◆ Exercise instructions:
Print out each entry below exactly, please.
:::
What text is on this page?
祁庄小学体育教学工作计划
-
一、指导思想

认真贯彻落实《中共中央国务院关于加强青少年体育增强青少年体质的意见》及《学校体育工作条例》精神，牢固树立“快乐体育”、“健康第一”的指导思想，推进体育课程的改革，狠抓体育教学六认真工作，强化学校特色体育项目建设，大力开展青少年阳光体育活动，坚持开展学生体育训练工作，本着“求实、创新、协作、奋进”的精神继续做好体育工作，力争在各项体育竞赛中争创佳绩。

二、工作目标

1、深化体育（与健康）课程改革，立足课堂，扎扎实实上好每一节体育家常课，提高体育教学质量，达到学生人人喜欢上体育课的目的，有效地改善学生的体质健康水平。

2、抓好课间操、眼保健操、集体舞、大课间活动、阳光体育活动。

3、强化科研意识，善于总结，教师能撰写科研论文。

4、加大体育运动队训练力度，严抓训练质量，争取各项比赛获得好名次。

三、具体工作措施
:::
◆ Task answer:
What text is on this page?
祁庄小学体育教学工作计划
-
一、指导思想

认真贯彻落实《中共中央国务院关于加强青少年体育增强青少年体质的意见》及《学校体育工作条例》精神，牢固树立“快乐体育”、“健康第一”的指导思想，推进体育课程的改革，狠抓体育教学六认真工作，强化学校特色体育项目建设，大力开展青少年阳光体育活动，坚持开展学生体育训练工作，本着“求实、创新、协作、奋进”的精神继续做好体育工作，力争在各项体育竞赛中争创佳绩。

二、工作目标

1、深化体育（与健康）课程改革，立足课堂，扎扎实实上好每一节体育家常课，提高体育教学质量，达到学生人人喜欢上体育课的目的，有效地改善学生的体质健康水平。

2、抓好课间操、眼保健操、集体舞、大课间活动、阳光体育活动。

3、强化科研意识，善于总结，教师能撰写科研论文。

4、加大体育运动队训练力度，严抓训练质量，争取各项比赛获得好名次。

三、具体工作措施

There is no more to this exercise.